YOUR INSTRUCTIONS: Reproduce all of the data below without alteration; exclude every picture.

§

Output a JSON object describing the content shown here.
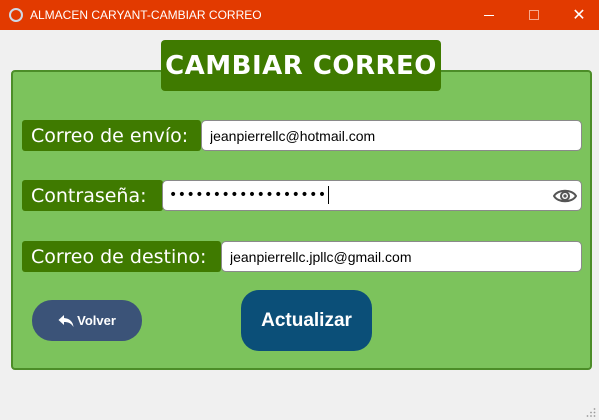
{
  "window": {
    "title": "ALMACEN CARYANT-CAMBIAR CORREO",
    "icon": "app-ring-icon",
    "titlebar_color": "#e23a00"
  },
  "heading": "CAMBIAR CORREO",
  "form": {
    "sender_email": {
      "label": "Correo de envío:",
      "value": "jeanpierrellc@hotmail.com"
    },
    "password": {
      "label": "Contraseña:",
      "masked_value": "••••••••••••••••••",
      "toggle_icon": "eye-icon"
    },
    "destination_email": {
      "label": "Correo de destino:",
      "value": "jeanpierrellc.jpllc@gmail.com"
    }
  },
  "buttons": {
    "back": {
      "label": "Volver",
      "icon": "reply-arrow-icon"
    },
    "update": {
      "label": "Actualizar"
    }
  },
  "colors": {
    "panel": "#7cc35c",
    "label_bg": "#3f7a00",
    "back_button": "#3b5378",
    "update_button": "#0b4f78"
  }
}
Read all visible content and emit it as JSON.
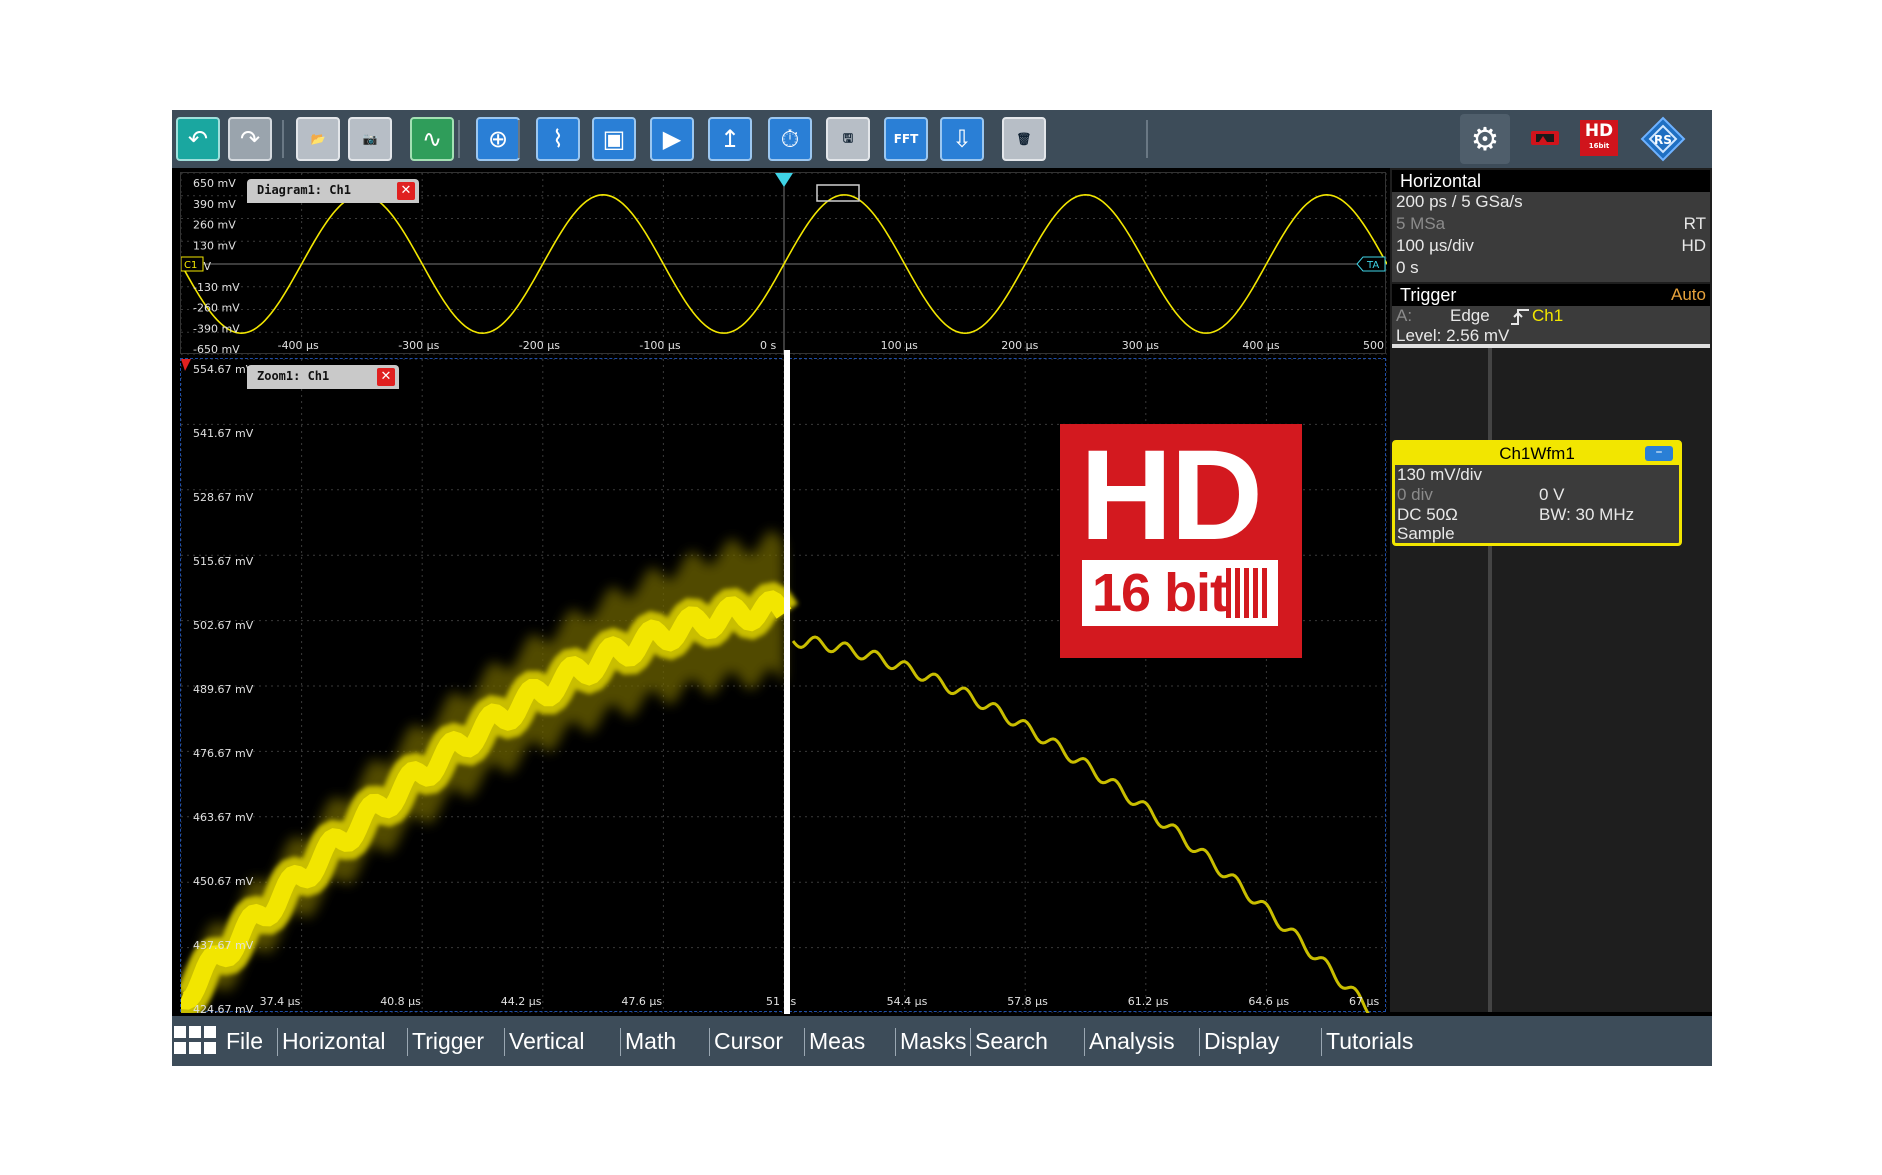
{
  "toolbar": {
    "buttons": [
      {
        "name": "undo-button",
        "icon": "undo-icon",
        "glyph": "↶",
        "style": "teal"
      },
      {
        "name": "redo-button",
        "icon": "redo-icon",
        "glyph": "↷",
        "style": "gray"
      },
      {
        "name": "open-button",
        "icon": "folder-icon",
        "glyph": "📂",
        "style": "grey2"
      },
      {
        "name": "screenshot-button",
        "icon": "camera-icon",
        "glyph": "📷",
        "style": "grey2"
      },
      {
        "name": "autoset-button",
        "icon": "autoset-icon",
        "glyph": "∿",
        "style": "green"
      },
      {
        "name": "zoom-button",
        "icon": "magnifier-icon",
        "glyph": "⊕",
        "style": "blue"
      },
      {
        "name": "measure-button",
        "icon": "measure-icon",
        "glyph": "⌇",
        "style": "blue"
      },
      {
        "name": "mask-button",
        "icon": "mask-icon",
        "glyph": "▣",
        "style": "blue"
      },
      {
        "name": "cursor-button",
        "icon": "cursor-icon",
        "glyph": "▶",
        "style": "blue"
      },
      {
        "name": "marker-button",
        "icon": "marker-icon",
        "glyph": "↥",
        "style": "blue"
      },
      {
        "name": "history-button",
        "icon": "history-icon",
        "glyph": "⏱",
        "style": "blue"
      },
      {
        "name": "save-button",
        "icon": "save-icon",
        "glyph": "🖫",
        "style": "grey2"
      },
      {
        "name": "fft-button",
        "icon": "fft-icon",
        "glyph": "FFT",
        "style": "blue"
      },
      {
        "name": "probe-button",
        "icon": "probe-icon",
        "glyph": "⇩",
        "style": "blue"
      },
      {
        "name": "delete-button",
        "icon": "trash-icon",
        "glyph": "🗑",
        "style": "grey2"
      }
    ],
    "hd_small": "HD",
    "hd_small_sub": "16bit"
  },
  "diagram": {
    "tab_label": "Diagram1: Ch1",
    "y_labels": [
      "650 mV",
      "390 mV",
      "260 mV",
      "130 mV",
      "0 V",
      "-130 mV",
      "-260 mV",
      "-390 mV",
      "-650 mV"
    ],
    "x_labels": [
      "-400 µs",
      "-300 µs",
      "-200 µs",
      "-100 µs",
      "0 s",
      "100 µs",
      "200 µs",
      "300 µs",
      "400 µs",
      "500 µs"
    ],
    "channel_marker": "C1",
    "trigger_marker": "TA"
  },
  "zoom": {
    "tab_label": "Zoom1: Ch1",
    "y_labels": [
      "554.67 mV",
      "541.67 mV",
      "528.67 mV",
      "515.67 mV",
      "502.67 mV",
      "489.67 mV",
      "476.67 mV",
      "463.67 mV",
      "450.67 mV",
      "437.67 mV",
      "424.67 mV"
    ],
    "x_labels": [
      "37.4 µs",
      "40.8 µs",
      "44.2 µs",
      "47.6 µs",
      "51 µs",
      "54.4 µs",
      "57.8 µs",
      "61.2 µs",
      "64.6 µs",
      "67 µs"
    ]
  },
  "hd_badge": {
    "big": "HD",
    "small": "16 bit"
  },
  "horizontal": {
    "title": "Horizontal",
    "line1": "200 ps / 5 GSa/s",
    "line2": "5 MSa",
    "line2_right": "RT",
    "line3": "100 µs/div",
    "line3_right": "HD",
    "line4": "0 s"
  },
  "trigger": {
    "title": "Trigger",
    "mode": "Auto",
    "source_prefix": "A:",
    "type": "Edge",
    "channel": "Ch1",
    "level": "Level: 2.56 mV"
  },
  "waveform": {
    "title": "Ch1Wfm1",
    "minimize": "–",
    "scale": "130 mV/div",
    "offset_div": "0 div",
    "offset_v": "0 V",
    "coupling": "DC 50Ω",
    "bandwidth": "BW: 30 MHz",
    "mode": "Sample"
  },
  "menu": [
    "File",
    "Horizontal",
    "Trigger",
    "Vertical",
    "Math",
    "Cursor",
    "Meas",
    "Masks",
    "Search",
    "Analysis",
    "Display",
    "Tutorials"
  ],
  "colors": {
    "trace": "#f2e600",
    "accent": "#2a7fd6",
    "hd_red": "#d3191f"
  }
}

§

EXERCISE ANSWER:
Output a JSON object describing the content shown here.
{
  "window": {
    "title": "ALMACEN CARYANT-CAMBIAR CORREO",
    "icon": "app-ring-icon",
    "titlebar_color": "#e23a00"
  },
  "heading": "CAMBIAR CORREO",
  "form": {
    "sender_email": {
      "label": "Correo de envío:",
      "value": "jeanpierrellc@hotmail.com"
    },
    "password": {
      "label": "Contraseña:",
      "masked_value": "••••••••••••••••••",
      "toggle_icon": "eye-icon"
    },
    "destination_email": {
      "label": "Correo de destino:",
      "value": "jeanpierrellc.jpllc@gmail.com"
    }
  },
  "buttons": {
    "back": {
      "label": "Volver",
      "icon": "reply-arrow-icon"
    },
    "update": {
      "label": "Actualizar"
    }
  },
  "colors": {
    "panel": "#7cc35c",
    "label_bg": "#3f7a00",
    "back_button": "#3b5378",
    "update_button": "#0b4f78"
  }
}
Read all visible content and emit it as JSON.
{
  "toolbar": {
    "buttons": [
      {
        "name": "undo-button",
        "icon": "undo-icon",
        "glyph": "↶",
        "style": "teal"
      },
      {
        "name": "redo-button",
        "icon": "redo-icon",
        "glyph": "↷",
        "style": "gray"
      },
      {
        "name": "open-button",
        "icon": "folder-icon",
        "glyph": "📂",
        "style": "grey2"
      },
      {
        "name": "screenshot-button",
        "icon": "camera-icon",
        "glyph": "📷",
        "style": "grey2"
      },
      {
        "name": "autoset-button",
        "icon": "autoset-icon",
        "glyph": "∿",
        "style": "green"
      },
      {
        "name": "zoom-button",
        "icon": "magnifier-icon",
        "glyph": "⊕",
        "style": "blue"
      },
      {
        "name": "measure-button",
        "icon": "measure-icon",
        "glyph": "⌇",
        "style": "blue"
      },
      {
        "name": "mask-button",
        "icon": "mask-icon",
        "glyph": "▣",
        "style": "blue"
      },
      {
        "name": "cursor-button",
        "icon": "cursor-icon",
        "glyph": "▶",
        "style": "blue"
      },
      {
        "name": "marker-button",
        "icon": "marker-icon",
        "glyph": "↥",
        "style": "blue"
      },
      {
        "name": "history-button",
        "icon": "history-icon",
        "glyph": "⏱",
        "style": "blue"
      },
      {
        "name": "save-button",
        "icon": "save-icon",
        "glyph": "🖫",
        "style": "grey2"
      },
      {
        "name": "fft-button",
        "icon": "fft-icon",
        "glyph": "FFT",
        "style": "blue"
      },
      {
        "name": "probe-button",
        "icon": "probe-icon",
        "glyph": "⇩",
        "style": "blue"
      },
      {
        "name": "delete-button",
        "icon": "trash-icon",
        "glyph": "🗑",
        "style": "grey2"
      }
    ],
    "hd_small": "HD",
    "hd_small_sub": "16bit"
  },
  "diagram": {
    "tab_label": "Diagram1: Ch1",
    "y_labels": [
      "650 mV",
      "390 mV",
      "260 mV",
      "130 mV",
      "0 V",
      "-130 mV",
      "-260 mV",
      "-390 mV",
      "-650 mV"
    ],
    "x_labels": [
      "-400 µs",
      "-300 µs",
      "-200 µs",
      "-100 µs",
      "0 s",
      "100 µs",
      "200 µs",
      "300 µs",
      "400 µs",
      "500 µs"
    ],
    "channel_marker": "C1",
    "trigger_marker": "TA"
  },
  "zoom": {
    "tab_label": "Zoom1: Ch1",
    "y_labels": [
      "554.67 mV",
      "541.67 mV",
      "528.67 mV",
      "515.67 mV",
      "502.67 mV",
      "489.67 mV",
      "476.67 mV",
      "463.67 mV",
      "450.67 mV",
      "437.67 mV",
      "424.67 mV"
    ],
    "x_labels": [
      "37.4 µs",
      "40.8 µs",
      "44.2 µs",
      "47.6 µs",
      "51 µs",
      "54.4 µs",
      "57.8 µs",
      "61.2 µs",
      "64.6 µs",
      "67 µs"
    ]
  },
  "hd_badge": {
    "big": "HD",
    "small": "16 bit"
  },
  "horizontal": {
    "title": "Horizontal",
    "line1": "200 ps / 5 GSa/s",
    "line2": "5 MSa",
    "line2_right": "RT",
    "line3": "100 µs/div",
    "line3_right": "HD",
    "line4": "0 s"
  },
  "trigger": {
    "title": "Trigger",
    "mode": "Auto",
    "source_prefix": "A:",
    "type": "Edge",
    "channel": "Ch1",
    "level": "Level: 2.56 mV"
  },
  "waveform": {
    "title": "Ch1Wfm1",
    "minimize": "–",
    "scale": "130 mV/div",
    "offset_div": "0 div",
    "offset_v": "0 V",
    "coupling": "DC 50Ω",
    "bandwidth": "BW: 30 MHz",
    "mode": "Sample"
  },
  "menu": [
    "File",
    "Horizontal",
    "Trigger",
    "Vertical",
    "Math",
    "Cursor",
    "Meas",
    "Masks",
    "Search",
    "Analysis",
    "Display",
    "Tutorials"
  ],
  "colors": {
    "trace": "#f2e600",
    "accent": "#2a7fd6",
    "hd_red": "#d3191f"
  }
}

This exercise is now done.